Answer the following questions using the Rust and C++ coroutine comparison below.
(a) What are the three methods to whose evaluation the C++ coroutine model can be simplified?
(b) What value does await_ready return in the C++ SecondTimes struct?
(c) What is the name and type of the field declared in the Rust SecondTimes struct?

*DOCUMENT SEGMENT:*
=====

Compare the coroutine between Rust and C++

In C++, the coroutine model can be simplified to the evaluations of three methods: await_ready, await_suspend, and await_resume. Instead, we only have one in Rust, the poll. For example, we have a coroutine that is suspended(corresponding to Pending) the first time the await expression is evaluated and continues to evaluate the following code(corresponding to Ready) after it when the second time. In C++, the code is

#include <iostream>
#include <coroutine>
struct Task{
    struct promise_type;
    using handle = std::coroutine_handle<promise_type>;
    struct promise_type{
        auto initial_suspend(){
            return std::suspend_never{};
        }
        auto final_suspend() noexcept{
            return std::suspend_always{};
        }
        void unhandled_exception(){}
        void return_void(){}
        auto get_return_object(){
           return Task{handle::from_promise(*this)};
        }
    };
    handle coro;
};
struct SecondTimes{
    bool await_ready(){
        return false;
    }
    void await_suspend(std::coroutine_handle<>){

    }
    void await_resume(){}
};

Task fun(){
    std::cout<<"begin\n";
    co_await SecondTimes{};
    std::cout<<"end\n";
}

int main() {
   auto r = fun();
   r.coro.resume();
}

Instead, in Rust, the code is

struct SecondTimes{
	is_first:bool
}
impl Future for SecondTimes{
    type Output = ();
    fn poll(self: std::pin::Pin<&mut Self>, cx: &mut std::task::Context<'_>) -> std::task::Poll<Self::Output> {
		if self.is_first == true{
			self.get_mut().is_first = false;
			std::task::Poll::Pending
		}else{
			std::task::Poll::Ready(())

=====

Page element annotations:
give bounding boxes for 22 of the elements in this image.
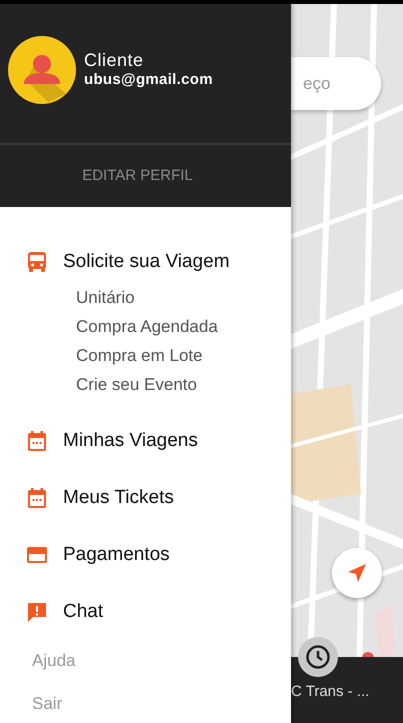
route-title: C Trans - ... (291, 682, 370, 702)
navigation-arrow-icon (346, 562, 368, 584)
menu-item[interactable]: Pagamentos (63, 540, 170, 570)
menu-item[interactable]: Solicite sua Viagem (63, 248, 230, 276)
avatar-icon (8, 36, 76, 104)
menu-item[interactable]: Minhas Viagens (63, 426, 198, 456)
submenu-item[interactable]: Compra em Lote (76, 341, 203, 370)
submenu-item[interactable]: Compra Agendada (76, 312, 218, 341)
submenu-item[interactable]: Crie seu Evento (76, 370, 197, 399)
clock-icon (305, 644, 331, 670)
edit-profile-link[interactable]: EDITAR PERFIL (76, 162, 199, 190)
submenu-item[interactable]: Unitário (76, 283, 135, 312)
profile-name: Cliente (84, 50, 145, 72)
bus-icon (26, 251, 48, 273)
menu-item[interactable]: Chat (63, 598, 104, 626)
credit-card-icon (26, 544, 48, 566)
chat-alert-icon (26, 601, 48, 623)
profile-email: ubus@gmail.com (84, 71, 213, 90)
calendar-icon (26, 487, 48, 509)
search-field[interactable]: eço (291, 57, 381, 110)
menu-item[interactable]: Meus Tickets (63, 484, 174, 512)
calendar-icon (26, 430, 48, 452)
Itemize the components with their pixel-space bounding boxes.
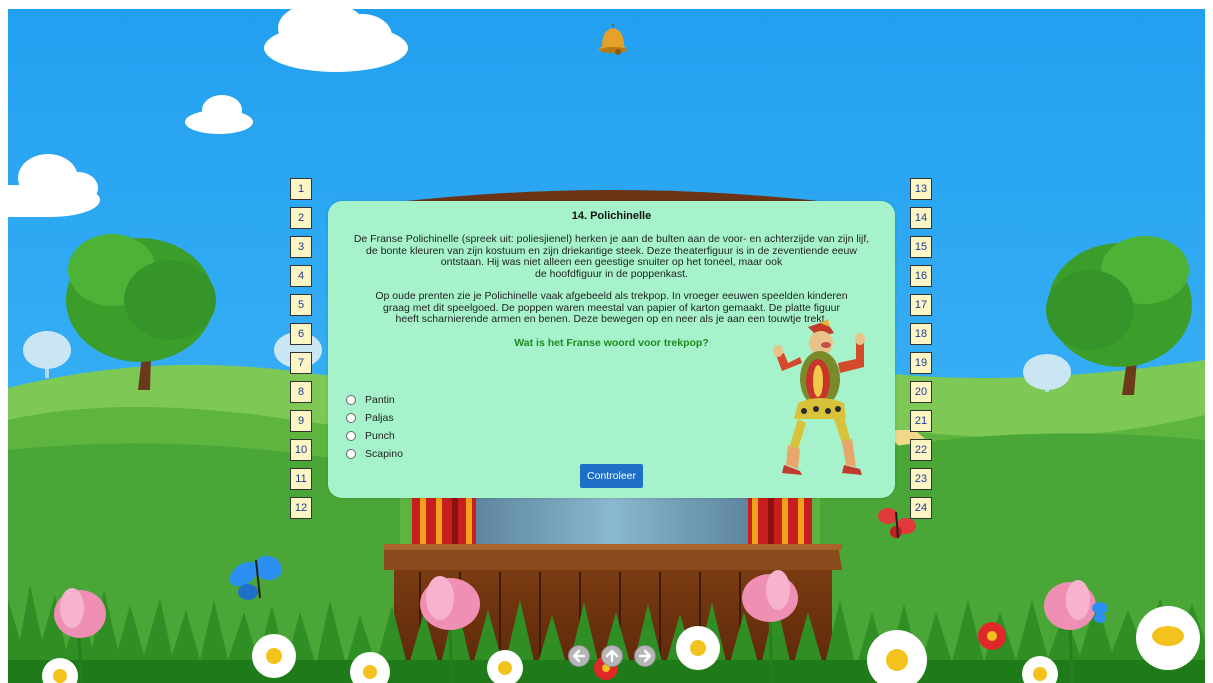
question-button-11[interactable]: 11	[290, 468, 312, 490]
question-button-23[interactable]: 23	[910, 468, 932, 490]
curtain-right	[748, 495, 812, 551]
answer-label: Pantin	[365, 394, 395, 406]
question-button-18[interactable]: 18	[910, 323, 932, 345]
paragraph-line: ontstaan. Hij was niet alleen een geesti…	[440, 256, 783, 268]
polichinelle-puppet-illustration	[773, 319, 865, 475]
radio-button[interactable]	[346, 413, 356, 423]
answer-option-scapino[interactable]: Scapino	[346, 447, 403, 461]
answer-option-paljas[interactable]: Paljas	[346, 411, 394, 425]
paragraph-line: de hoofdfiguur in de poppenkast.	[535, 267, 688, 280]
answer-label: Paljas	[365, 412, 394, 424]
lesson-paragraph-1: De Franse Polichinelle (spreek uit: poli…	[348, 233, 875, 280]
arrow-right-icon	[638, 649, 652, 663]
radio-button[interactable]	[346, 431, 356, 441]
question-button-17[interactable]: 17	[910, 294, 932, 316]
daisy	[252, 634, 296, 678]
home-up-button[interactable]	[601, 645, 623, 667]
arrow-left-icon	[572, 649, 586, 663]
question-button-16[interactable]: 16	[910, 265, 932, 287]
paragraph-line: Op oude prenten zie je Polichinelle vaak…	[375, 290, 848, 302]
radio-button[interactable]	[346, 395, 356, 405]
next-button[interactable]	[634, 645, 656, 667]
daisy	[676, 626, 720, 670]
arrow-up-icon	[605, 649, 619, 663]
answer-option-punch[interactable]: Punch	[346, 429, 395, 443]
question-button-21[interactable]: 21	[910, 410, 932, 432]
check-answer-button[interactable]: Controleer	[580, 464, 643, 488]
answer-label: Punch	[365, 430, 395, 442]
question-button-20[interactable]: 20	[910, 381, 932, 403]
curtain-left	[412, 495, 476, 551]
question-button-3[interactable]: 3	[290, 236, 312, 258]
question-button-12[interactable]: 12	[290, 497, 312, 519]
lesson-title: 14. Polichinelle	[571, 210, 652, 222]
question-button-4[interactable]: 4	[290, 265, 312, 287]
question-button-7[interactable]: 7	[290, 352, 312, 374]
question-button-8[interactable]: 8	[290, 381, 312, 403]
previous-button[interactable]	[568, 645, 590, 667]
question-button-6[interactable]: 6	[290, 323, 312, 345]
answer-option-pantin[interactable]: Pantin	[346, 393, 395, 407]
question-button-1[interactable]: 1	[290, 178, 312, 200]
answer-label: Scapino	[365, 448, 403, 460]
question-button-24[interactable]: 24	[910, 497, 932, 519]
question-button-15[interactable]: 15	[910, 236, 932, 258]
question-button-13[interactable]: 13	[910, 178, 932, 200]
paragraph-line: De Franse Polichinelle (spreek uit: poli…	[353, 233, 870, 245]
question-button-14[interactable]: 14	[910, 207, 932, 229]
question-button-10[interactable]: 10	[290, 439, 312, 461]
quiz-panel: 14. Polichinelle De Franse Polichinelle …	[328, 201, 895, 498]
question-button-19[interactable]: 19	[910, 352, 932, 374]
radio-button[interactable]	[346, 449, 356, 459]
daisy	[1136, 606, 1200, 670]
question-button-5[interactable]: 5	[290, 294, 312, 316]
red-flower	[978, 622, 1006, 650]
question-button-22[interactable]: 22	[910, 439, 932, 461]
question-button-2[interactable]: 2	[290, 207, 312, 229]
question-button-9[interactable]: 9	[290, 410, 312, 432]
scene: 1 2 3 4 5 6 7 8 9 10 11 12 13 14 15 16 1…	[0, 0, 1213, 683]
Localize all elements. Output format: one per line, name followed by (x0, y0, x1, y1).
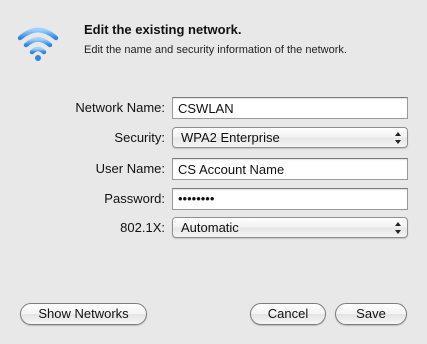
security-row: Security: WPA2 Enterprise (0, 127, 427, 149)
wifi-icon (17, 27, 59, 61)
user-name-label: User Name: (95, 161, 165, 176)
dot1x-label: 802.1X: (120, 220, 165, 235)
up-down-arrows-icon (395, 222, 401, 234)
password-field[interactable]: •••••••• (172, 188, 408, 210)
show-networks-button[interactable]: Show Networks (20, 303, 147, 325)
dialog-title: Edit the existing network. (84, 22, 242, 37)
save-button[interactable]: Save (335, 303, 407, 325)
dialog-subtitle: Edit the name and security information o… (84, 44, 347, 56)
network-name-label: Network Name: (75, 100, 165, 115)
dot1x-row: 802.1X: Automatic (0, 217, 427, 239)
cancel-button[interactable]: Cancel (250, 303, 326, 325)
user-name-row: User Name: (0, 158, 427, 180)
password-row: Password: •••••••• (0, 188, 427, 210)
network-name-row: Network Name: (0, 97, 427, 119)
password-label: Password: (104, 191, 165, 206)
user-name-field[interactable] (172, 158, 408, 180)
security-selected-value: WPA2 Enterprise (181, 130, 280, 145)
security-popup[interactable]: WPA2 Enterprise (172, 127, 408, 148)
network-name-field[interactable] (172, 97, 408, 119)
dot1x-selected-value: Automatic (181, 220, 239, 235)
security-label: Security: (114, 130, 165, 145)
up-down-arrows-icon (395, 132, 401, 144)
dot1x-popup[interactable]: Automatic (172, 217, 408, 238)
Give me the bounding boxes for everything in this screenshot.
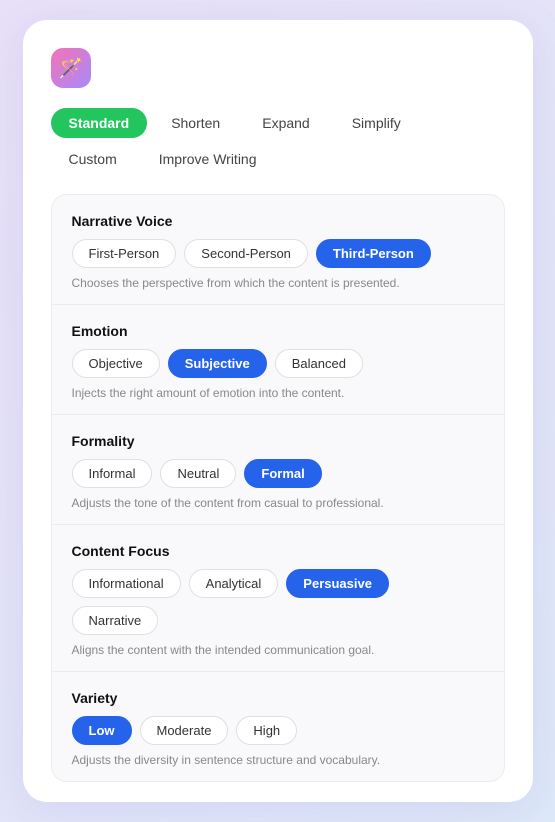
option-emotion-objective[interactable]: Objective: [72, 349, 160, 378]
set-goals-card: 🪄 StandardShortenExpandSimplify CustomImp…: [23, 20, 533, 802]
option-narrative-voice-second-person[interactable]: Second-Person: [184, 239, 308, 268]
option-group-content-focus: Informational AnalyticalPersuasive Narrati…: [72, 569, 484, 635]
option-emotion-subjective[interactable]: Subjective: [168, 349, 267, 378]
option-variety-high[interactable]: High: [236, 716, 297, 745]
option-group-narrative-voice: First-PersonSecond-Person Third-Person: [72, 239, 484, 268]
option-group-variety: Low ModerateHigh: [72, 716, 484, 745]
option-formality-informal[interactable]: Informal: [72, 459, 153, 488]
tab-expand[interactable]: Expand: [244, 108, 327, 138]
setting-desc-narrative-voice: Chooses the perspective from which the c…: [72, 276, 484, 290]
wand-icon: 🪄: [58, 56, 83, 81]
option-formality-formal[interactable]: Formal: [244, 459, 321, 488]
option-emotion-balanced[interactable]: Balanced: [275, 349, 363, 378]
tab-shorten[interactable]: Shorten: [153, 108, 238, 138]
tab-improve-writing[interactable]: Improve Writing: [141, 144, 275, 174]
option-narrative-voice-third-person[interactable]: Third-Person: [316, 239, 431, 268]
setting-label-variety: Variety: [72, 690, 484, 706]
option-variety-moderate[interactable]: Moderate: [140, 716, 229, 745]
tab-simplify[interactable]: Simplify: [334, 108, 419, 138]
setting-label-narrative-voice: Narrative Voice: [72, 213, 484, 229]
setting-desc-content-focus: Aligns the content with the intended com…: [72, 643, 484, 657]
setting-row-narrative-voice: Narrative Voice First-PersonSecond-Person…: [52, 195, 504, 305]
setting-desc-emotion: Injects the right amount of emotion into…: [72, 386, 484, 400]
setting-row-content-focus: Content Focus Informational AnalyticalPers…: [52, 525, 504, 672]
setting-row-formality: Formality InformalNeutral Formal Adjusts th…: [52, 415, 504, 525]
option-content-focus-narrative[interactable]: Narrative: [72, 606, 159, 635]
tabs-bar: StandardShortenExpandSimplify CustomImpro…: [51, 108, 505, 174]
option-formality-neutral[interactable]: Neutral: [160, 459, 236, 488]
setting-row-variety: Variety Low ModerateHigh Adjusts the divers…: [52, 672, 504, 781]
tab-standard[interactable]: Standard: [51, 108, 148, 138]
setting-label-formality: Formality: [72, 433, 484, 449]
setting-desc-formality: Adjusts the tone of the content from cas…: [72, 496, 484, 510]
option-group-formality: InformalNeutral Formal: [72, 459, 484, 488]
option-content-focus-persuasive[interactable]: Persuasive: [286, 569, 389, 598]
option-content-focus-informational[interactable]: Informational: [72, 569, 181, 598]
option-group-emotion: Objective Subjective Balanced: [72, 349, 484, 378]
option-narrative-voice-first-person[interactable]: First-Person: [72, 239, 177, 268]
header-icon: 🪄: [51, 48, 91, 88]
setting-row-emotion: Emotion Objective Subjective Balanced Inject…: [52, 305, 504, 415]
option-variety-low[interactable]: Low: [72, 716, 132, 745]
setting-label-emotion: Emotion: [72, 323, 484, 339]
header: 🪄: [51, 48, 505, 88]
setting-desc-variety: Adjusts the diversity in sentence struct…: [72, 753, 484, 767]
setting-label-content-focus: Content Focus: [72, 543, 484, 559]
tab-custom[interactable]: Custom: [51, 144, 135, 174]
option-content-focus-analytical[interactable]: Analytical: [189, 569, 279, 598]
settings-panel: Narrative Voice First-PersonSecond-Person…: [51, 194, 505, 782]
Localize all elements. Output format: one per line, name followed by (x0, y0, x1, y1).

=====

*OUTPUT FOR THIS EXERCISE:*
(a) await_ready, await_suspend, and await_resume.
(b) false.
(c) is_first, of type bool.